▶ **PROBLEM**
Quote the listing in full, exactly as given, minus any pictures.

*** DATA IN THIS EXERCISE

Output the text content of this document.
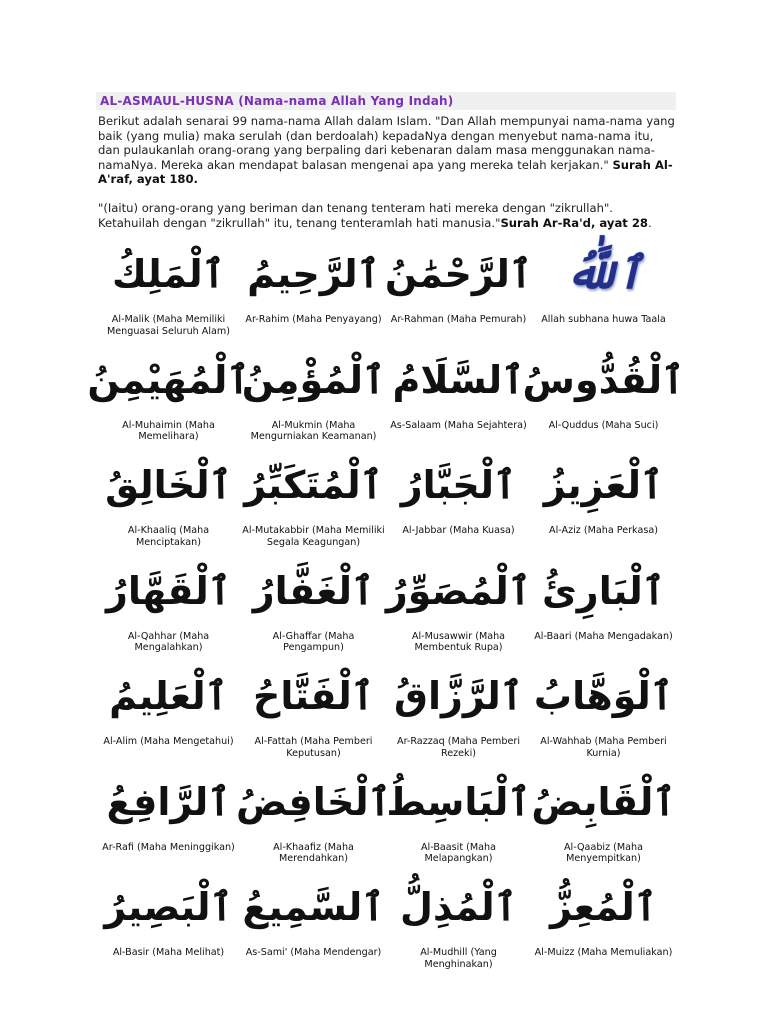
AL-ASMAUL-HUSNA (Nama-nama Allah Yang Indah)

Berikut adalah senarai 99 nama-nama Allah dalam Islam. "Dan Allah mempunyai nama-nama yang baik (yang mulia) maka serulah (dan berdoalah) kepadaNya dengan menyebut nama-nama itu, dan pulaukanlah orang-orang yang berpaling dari kebenaran dalam masa menggunakan nama-namaNya. Mereka akan mendapat balasan mengenai apa yang mereka telah kerjakan." Surah Al-A'raf, ayat 180.

"(Iaitu) orang-orang yang beriman dan tenang tenteram hati mereka dengan "zikrullah". Ketahuilah dengan "zikrullah" itu, tenang tenteramlah hati manusia."Surah Ar-Ra'd, ayat 28.

ٱلْمَلِكُ
Al-Malik (Maha Memiliki Menguasai Seluruh Alam)
ٱلرَّحِيمُ
Ar-Rahim (Maha Penyayang)
ٱلرَّحْمَٰنُ
Ar-Rahman (Maha Pemurah)
ٱللَّٰهُ
Allah subhana huwa Taala
ٱلْمُهَيْمِنُ
Al-Muhaimin (Maha Memelihara)
ٱلْمُؤْمِنُ
Al-Mukmin (Maha Mengurniakan Keamanan)
ٱلسَّلَامُ
As-Salaam (Maha Sejahtera)
ٱلْقُدُّوسُ
Al-Quddus (Maha Suci)
ٱلْخَالِقُ
Al-Khaaliq (Maha Menciptakan)
ٱلْمُتَكَبِّرُ
Al-Mutakabbir (Maha Memiliki Segala Keagungan)
ٱلْجَبَّارُ
Al-Jabbar (Maha Kuasa)
ٱلْعَزِيزُ
Al-Aziz (Maha Perkasa)
ٱلْقَهَّارُ
Al-Qahhar (Maha Mengalahkan)
ٱلْغَفَّارُ
Al-Ghaffar (Maha Pengampun)
ٱلْمُصَوِّرُ
Al-Musawwir (Maha Membentuk Rupa)
ٱلْبَارِئُ
Al-Baari (Maha Mengadakan)
ٱلْعَلِيمُ
Al-Alim (Maha Mengetahui)
ٱلْفَتَّاحُ
Al-Fattah (Maha Pemberi Keputusan)
ٱلرَّزَّاقُ
Ar-Razzaq (Maha Pemberi Rezeki)
ٱلْوَهَّابُ
Al-Wahhab (Maha Pemberi Kurnia)
ٱلرَّافِعُ
Ar-Rafi (Maha Meninggikan)
ٱلْخَافِضُ
Al-Khaafiz (Maha Merendahkan)
ٱلْبَاسِطُ
Al-Baasit (Maha Melapangkan)
ٱلْقَابِضُ
Al-Qaabiz (Maha Menyempitkan)
ٱلْبَصِيرُ
Al-Basir (Maha Melihat)
ٱلسَّمِيعُ
As-Sami' (Maha Mendengar)
ٱلْمُذِلُّ
Al-Mudhill (Yang Menghinakan)
ٱلْمُعِزُّ
Al-Muizz (Maha Memuliakan)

******

▶ **SOLUTION TO THIS EXERCISE**
Output the text content of this document.
AL-ASMAUL-HUSNA (Nama-nama Allah Yang Indah)

Berikut adalah senarai 99 nama-nama Allah dalam Islam. "Dan Allah mempunyai nama-nama yang baik (yang mulia) maka serulah (dan berdoalah) kepadaNya dengan menyebut nama-nama itu, dan pulaukanlah orang-orang yang berpaling dari kebenaran dalam masa menggunakan nama-namaNya. Mereka akan mendapat balasan mengenai apa yang mereka telah kerjakan." Surah Al-A'raf, ayat 180.

"(Iaitu) orang-orang yang beriman dan tenang tenteram hati mereka dengan "zikrullah". Ketahuilah dengan "zikrullah" itu, tenang tenteramlah hati manusia."Surah Ar-Ra'd, ayat 28.

ٱلْمَلِكُ
Al-Malik (Maha Memiliki Menguasai Seluruh Alam)
ٱلرَّحِيمُ
Ar-Rahim (Maha Penyayang)
ٱلرَّحْمَٰنُ
Ar-Rahman (Maha Pemurah)
ٱللَّٰهُ
Allah subhana huwa Taala
ٱلْمُهَيْمِنُ
Al-Muhaimin (Maha Memelihara)
ٱلْمُؤْمِنُ
Al-Mukmin (Maha Mengurniakan Keamanan)
ٱلسَّلَامُ
As-Salaam (Maha Sejahtera)
ٱلْقُدُّوسُ
Al-Quddus (Maha Suci)
ٱلْخَالِقُ
Al-Khaaliq (Maha Menciptakan)
ٱلْمُتَكَبِّرُ
Al-Mutakabbir (Maha Memiliki Segala Keagungan)
ٱلْجَبَّارُ
Al-Jabbar (Maha Kuasa)
ٱلْعَزِيزُ
Al-Aziz (Maha Perkasa)
ٱلْقَهَّارُ
Al-Qahhar (Maha Mengalahkan)
ٱلْغَفَّارُ
Al-Ghaffar (Maha Pengampun)
ٱلْمُصَوِّرُ
Al-Musawwir (Maha Membentuk Rupa)
ٱلْبَارِئُ
Al-Baari (Maha Mengadakan)
ٱلْعَلِيمُ
Al-Alim (Maha Mengetahui)
ٱلْفَتَّاحُ
Al-Fattah (Maha Pemberi Keputusan)
ٱلرَّزَّاقُ
Ar-Razzaq (Maha Pemberi Rezeki)
ٱلْوَهَّابُ
Al-Wahhab (Maha Pemberi Kurnia)
ٱلرَّافِعُ
Ar-Rafi (Maha Meninggikan)
ٱلْخَافِضُ
Al-Khaafiz (Maha Merendahkan)
ٱلْبَاسِطُ
Al-Baasit (Maha Melapangkan)
ٱلْقَابِضُ
Al-Qaabiz (Maha Menyempitkan)
ٱلْبَصِيرُ
Al-Basir (Maha Melihat)
ٱلسَّمِيعُ
As-Sami' (Maha Mendengar)
ٱلْمُذِلُّ
Al-Mudhill (Yang Menghinakan)
ٱلْمُعِزُّ
Al-Muizz (Maha Memuliakan)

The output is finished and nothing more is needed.